[Extracted records]

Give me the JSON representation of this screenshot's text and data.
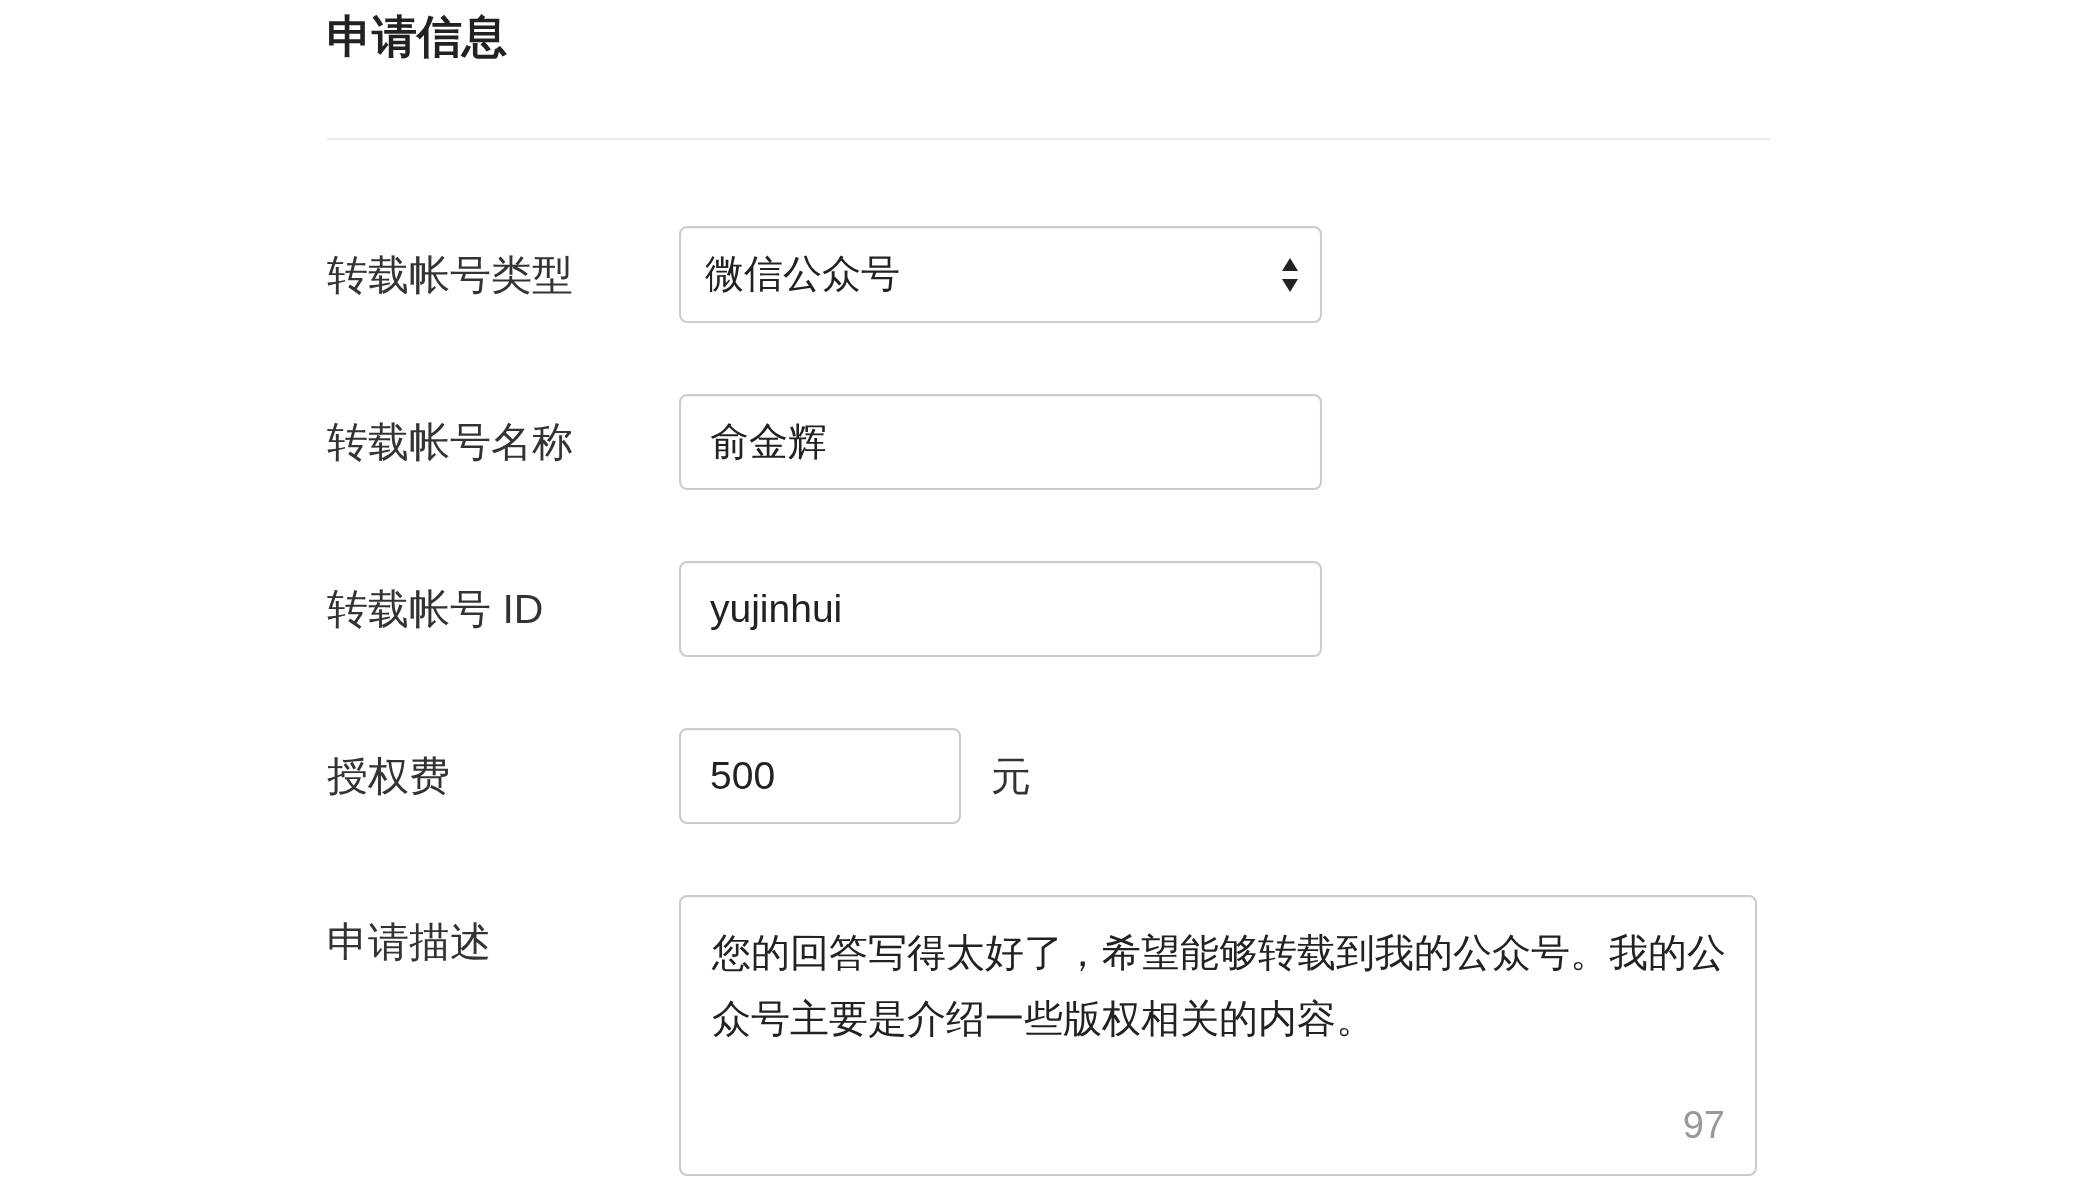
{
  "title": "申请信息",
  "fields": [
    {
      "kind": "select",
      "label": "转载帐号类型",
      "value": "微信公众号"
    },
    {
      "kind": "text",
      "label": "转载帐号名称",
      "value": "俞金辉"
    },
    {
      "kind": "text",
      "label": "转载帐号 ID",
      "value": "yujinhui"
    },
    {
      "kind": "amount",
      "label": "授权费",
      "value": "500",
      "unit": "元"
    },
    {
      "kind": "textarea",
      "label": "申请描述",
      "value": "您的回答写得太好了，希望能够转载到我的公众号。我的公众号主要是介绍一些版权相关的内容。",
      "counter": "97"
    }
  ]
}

Task details
Return the records exactly. Don't carry the pictures over.

Final result
Give me the JSON representation of this screenshot's text and data.
{
  "title": "申请信息",
  "fields": [
    {
      "kind": "select",
      "label": "转载帐号类型",
      "value": "微信公众号"
    },
    {
      "kind": "text",
      "label": "转载帐号名称",
      "value": "俞金辉"
    },
    {
      "kind": "text",
      "label": "转载帐号 ID",
      "value": "yujinhui"
    },
    {
      "kind": "amount",
      "label": "授权费",
      "value": "500",
      "unit": "元"
    },
    {
      "kind": "textarea",
      "label": "申请描述",
      "value": "您的回答写得太好了，希望能够转载到我的公众号。我的公众号主要是介绍一些版权相关的内容。",
      "counter": "97"
    }
  ]
}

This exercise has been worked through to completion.